What to work on = Each line below should be retyped exactly, with no pictures.
** Start of Supplied information **
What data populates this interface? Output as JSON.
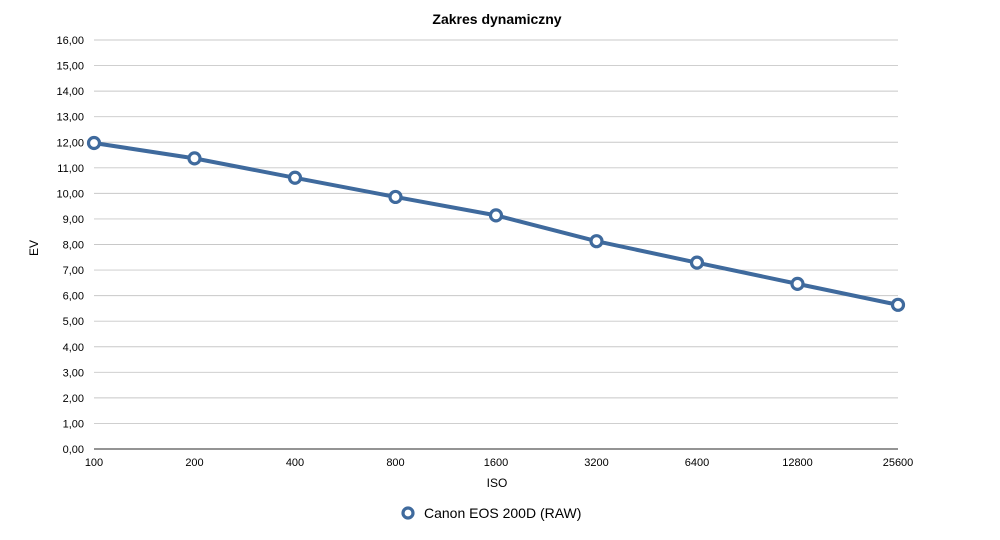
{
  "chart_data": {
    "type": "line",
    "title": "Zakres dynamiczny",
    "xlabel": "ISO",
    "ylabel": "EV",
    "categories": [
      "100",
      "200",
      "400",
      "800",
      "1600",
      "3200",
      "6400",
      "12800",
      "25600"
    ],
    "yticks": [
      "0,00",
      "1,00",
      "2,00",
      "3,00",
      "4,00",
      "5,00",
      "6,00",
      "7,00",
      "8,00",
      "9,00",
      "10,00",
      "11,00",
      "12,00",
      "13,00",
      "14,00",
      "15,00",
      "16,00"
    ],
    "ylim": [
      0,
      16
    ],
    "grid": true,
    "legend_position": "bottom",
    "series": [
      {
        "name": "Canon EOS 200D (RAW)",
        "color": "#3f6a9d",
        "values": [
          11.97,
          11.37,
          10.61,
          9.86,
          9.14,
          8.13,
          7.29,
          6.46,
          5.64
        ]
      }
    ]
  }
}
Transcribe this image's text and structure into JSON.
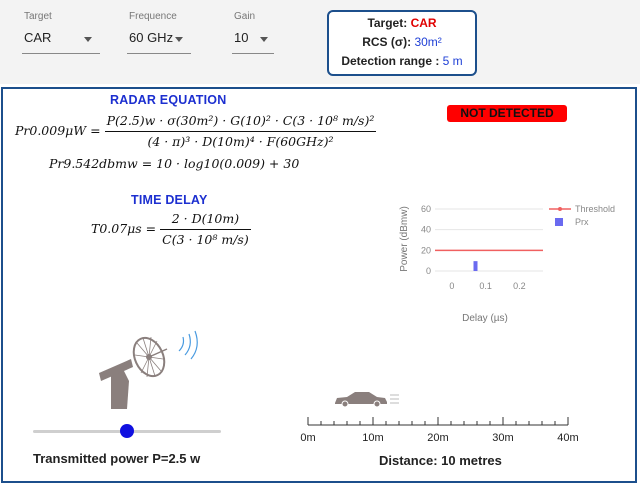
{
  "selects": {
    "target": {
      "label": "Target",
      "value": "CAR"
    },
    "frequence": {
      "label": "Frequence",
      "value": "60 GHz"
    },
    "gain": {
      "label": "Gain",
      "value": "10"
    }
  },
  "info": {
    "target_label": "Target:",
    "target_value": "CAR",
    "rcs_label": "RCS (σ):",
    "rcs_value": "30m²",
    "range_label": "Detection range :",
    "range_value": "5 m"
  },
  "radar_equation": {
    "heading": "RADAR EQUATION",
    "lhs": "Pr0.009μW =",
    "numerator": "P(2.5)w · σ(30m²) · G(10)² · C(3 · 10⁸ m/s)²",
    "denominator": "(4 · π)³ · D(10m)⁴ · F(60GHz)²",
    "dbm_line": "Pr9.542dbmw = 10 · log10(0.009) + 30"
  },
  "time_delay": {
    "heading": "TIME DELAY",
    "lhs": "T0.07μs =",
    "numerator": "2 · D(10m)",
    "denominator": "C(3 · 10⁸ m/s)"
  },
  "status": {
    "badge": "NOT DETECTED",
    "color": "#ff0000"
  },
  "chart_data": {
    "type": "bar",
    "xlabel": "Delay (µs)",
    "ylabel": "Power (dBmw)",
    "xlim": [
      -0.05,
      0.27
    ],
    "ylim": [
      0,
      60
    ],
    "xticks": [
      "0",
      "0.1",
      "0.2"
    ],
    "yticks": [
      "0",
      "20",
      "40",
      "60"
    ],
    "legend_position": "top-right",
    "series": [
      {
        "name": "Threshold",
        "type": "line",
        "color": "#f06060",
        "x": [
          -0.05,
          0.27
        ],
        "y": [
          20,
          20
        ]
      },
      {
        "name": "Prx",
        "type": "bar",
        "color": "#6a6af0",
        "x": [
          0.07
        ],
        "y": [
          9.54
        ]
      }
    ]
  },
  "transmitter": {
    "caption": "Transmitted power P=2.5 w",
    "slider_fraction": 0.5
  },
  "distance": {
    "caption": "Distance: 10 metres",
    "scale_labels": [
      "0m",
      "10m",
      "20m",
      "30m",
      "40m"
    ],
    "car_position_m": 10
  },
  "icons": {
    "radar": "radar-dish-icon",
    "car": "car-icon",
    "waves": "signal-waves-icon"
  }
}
** End of Supplied information **
In response =
What data populates this interface? Output as JSON.
{
  "chart_data": {
    "type": "line",
    "title": "Zakres dynamiczny",
    "xlabel": "ISO",
    "ylabel": "EV",
    "categories": [
      "100",
      "200",
      "400",
      "800",
      "1600",
      "3200",
      "6400",
      "12800",
      "25600"
    ],
    "yticks": [
      "0,00",
      "1,00",
      "2,00",
      "3,00",
      "4,00",
      "5,00",
      "6,00",
      "7,00",
      "8,00",
      "9,00",
      "10,00",
      "11,00",
      "12,00",
      "13,00",
      "14,00",
      "15,00",
      "16,00"
    ],
    "ylim": [
      0,
      16
    ],
    "grid": true,
    "legend_position": "bottom",
    "series": [
      {
        "name": "Canon EOS 200D (RAW)",
        "color": "#3f6a9d",
        "values": [
          11.97,
          11.37,
          10.61,
          9.86,
          9.14,
          8.13,
          7.29,
          6.46,
          5.64
        ]
      }
    ]
  }
}
Transcribe this image's text and structure into JSON.
{
  "selects": {
    "target": {
      "label": "Target",
      "value": "CAR"
    },
    "frequence": {
      "label": "Frequence",
      "value": "60 GHz"
    },
    "gain": {
      "label": "Gain",
      "value": "10"
    }
  },
  "info": {
    "target_label": "Target:",
    "target_value": "CAR",
    "rcs_label": "RCS (σ):",
    "rcs_value": "30m²",
    "range_label": "Detection range :",
    "range_value": "5 m"
  },
  "radar_equation": {
    "heading": "RADAR EQUATION",
    "lhs": "Pr0.009μW =",
    "numerator": "P(2.5)w · σ(30m²) · G(10)² · C(3 · 10⁸ m/s)²",
    "denominator": "(4 · π)³ · D(10m)⁴ · F(60GHz)²",
    "dbm_line": "Pr9.542dbmw = 10 · log10(0.009) + 30"
  },
  "time_delay": {
    "heading": "TIME DELAY",
    "lhs": "T0.07μs =",
    "numerator": "2 · D(10m)",
    "denominator": "C(3 · 10⁸ m/s)"
  },
  "status": {
    "badge": "NOT DETECTED",
    "color": "#ff0000"
  },
  "chart_data": {
    "type": "bar",
    "xlabel": "Delay (µs)",
    "ylabel": "Power (dBmw)",
    "xlim": [
      -0.05,
      0.27
    ],
    "ylim": [
      0,
      60
    ],
    "xticks": [
      "0",
      "0.1",
      "0.2"
    ],
    "yticks": [
      "0",
      "20",
      "40",
      "60"
    ],
    "legend_position": "top-right",
    "series": [
      {
        "name": "Threshold",
        "type": "line",
        "color": "#f06060",
        "x": [
          -0.05,
          0.27
        ],
        "y": [
          20,
          20
        ]
      },
      {
        "name": "Prx",
        "type": "bar",
        "color": "#6a6af0",
        "x": [
          0.07
        ],
        "y": [
          9.54
        ]
      }
    ]
  },
  "transmitter": {
    "caption": "Transmitted power P=2.5 w",
    "slider_fraction": 0.5
  },
  "distance": {
    "caption": "Distance: 10 metres",
    "scale_labels": [
      "0m",
      "10m",
      "20m",
      "30m",
      "40m"
    ],
    "car_position_m": 10
  },
  "icons": {
    "radar": "radar-dish-icon",
    "car": "car-icon",
    "waves": "signal-waves-icon"
  }
}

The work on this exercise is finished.